(WORK TO COMPLETE):
Repeat the lines that follow, leaving nothing out.
++++++
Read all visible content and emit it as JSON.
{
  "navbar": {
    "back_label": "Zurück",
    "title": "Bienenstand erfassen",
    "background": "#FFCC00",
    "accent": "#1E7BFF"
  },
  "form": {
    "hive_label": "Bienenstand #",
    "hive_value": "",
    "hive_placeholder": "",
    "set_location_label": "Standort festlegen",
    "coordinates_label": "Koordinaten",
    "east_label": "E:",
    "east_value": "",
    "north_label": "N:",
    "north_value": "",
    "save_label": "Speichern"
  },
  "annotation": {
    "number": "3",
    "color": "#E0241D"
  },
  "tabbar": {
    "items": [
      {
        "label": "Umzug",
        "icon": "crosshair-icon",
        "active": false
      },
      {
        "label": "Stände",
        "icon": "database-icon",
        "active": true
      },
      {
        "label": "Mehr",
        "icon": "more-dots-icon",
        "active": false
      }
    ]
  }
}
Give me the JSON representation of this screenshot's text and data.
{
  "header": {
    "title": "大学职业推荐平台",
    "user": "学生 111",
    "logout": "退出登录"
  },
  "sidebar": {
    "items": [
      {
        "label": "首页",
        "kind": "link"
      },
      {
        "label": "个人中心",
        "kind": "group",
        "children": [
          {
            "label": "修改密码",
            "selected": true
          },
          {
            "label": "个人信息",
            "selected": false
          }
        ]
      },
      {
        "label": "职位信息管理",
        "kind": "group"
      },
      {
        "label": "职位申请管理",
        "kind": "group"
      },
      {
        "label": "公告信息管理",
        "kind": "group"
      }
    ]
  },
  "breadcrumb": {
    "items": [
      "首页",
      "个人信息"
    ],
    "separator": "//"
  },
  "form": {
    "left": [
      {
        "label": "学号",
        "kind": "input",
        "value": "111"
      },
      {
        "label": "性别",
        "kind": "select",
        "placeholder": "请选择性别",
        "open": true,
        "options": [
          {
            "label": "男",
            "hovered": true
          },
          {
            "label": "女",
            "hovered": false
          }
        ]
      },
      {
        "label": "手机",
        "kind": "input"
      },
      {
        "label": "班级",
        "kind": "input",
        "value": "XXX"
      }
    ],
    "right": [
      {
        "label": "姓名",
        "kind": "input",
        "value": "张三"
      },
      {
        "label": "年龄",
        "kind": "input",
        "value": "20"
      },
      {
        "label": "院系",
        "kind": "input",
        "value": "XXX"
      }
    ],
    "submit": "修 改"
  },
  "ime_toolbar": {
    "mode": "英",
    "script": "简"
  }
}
++++++
(FULL SOLUTION):
Read all visible content and emit it as JSON.
{
  "navbar": {
    "back_label": "Zurück",
    "title": "Bienenstand erfassen",
    "background": "#FFCC00",
    "accent": "#1E7BFF"
  },
  "form": {
    "hive_label": "Bienenstand #",
    "hive_value": "",
    "hive_placeholder": "",
    "set_location_label": "Standort festlegen",
    "coordinates_label": "Koordinaten",
    "east_label": "E:",
    "east_value": "",
    "north_label": "N:",
    "north_value": "",
    "save_label": "Speichern"
  },
  "annotation": {
    "number": "3",
    "color": "#E0241D"
  },
  "tabbar": {
    "items": [
      {
        "label": "Umzug",
        "icon": "crosshair-icon",
        "active": false
      },
      {
        "label": "Stände",
        "icon": "database-icon",
        "active": true
      },
      {
        "label": "Mehr",
        "icon": "more-dots-icon",
        "active": false
      }
    ]
  }
}
Give me the JSON representation of this screenshot's text and data.
{
  "header": {
    "title": "大学职业推荐平台",
    "user": "学生 111",
    "logout": "退出登录"
  },
  "sidebar": {
    "items": [
      {
        "label": "首页",
        "kind": "link"
      },
      {
        "label": "个人中心",
        "kind": "group",
        "children": [
          {
            "label": "修改密码",
            "selected": true
          },
          {
            "label": "个人信息",
            "selected": false
          }
        ]
      },
      {
        "label": "职位信息管理",
        "kind": "group"
      },
      {
        "label": "职位申请管理",
        "kind": "group"
      },
      {
        "label": "公告信息管理",
        "kind": "group"
      }
    ]
  },
  "breadcrumb": {
    "items": [
      "首页",
      "个人信息"
    ],
    "separator": "//"
  },
  "form": {
    "left": [
      {
        "label": "学号",
        "kind": "input",
        "value": "111"
      },
      {
        "label": "性别",
        "kind": "select",
        "placeholder": "请选择性别",
        "open": true,
        "options": [
          {
            "label": "男",
            "hovered": true
          },
          {
            "label": "女",
            "hovered": false
          }
        ]
      },
      {
        "label": "手机",
        "kind": "input"
      },
      {
        "label": "班级",
        "kind": "input",
        "value": "XXX"
      }
    ],
    "right": [
      {
        "label": "姓名",
        "kind": "input",
        "value": "张三"
      },
      {
        "label": "年龄",
        "kind": "input",
        "value": "20"
      },
      {
        "label": "院系",
        "kind": "input",
        "value": "XXX"
      }
    ],
    "submit": "修 改"
  },
  "ime_toolbar": {
    "mode": "英",
    "script": "简"
  }
}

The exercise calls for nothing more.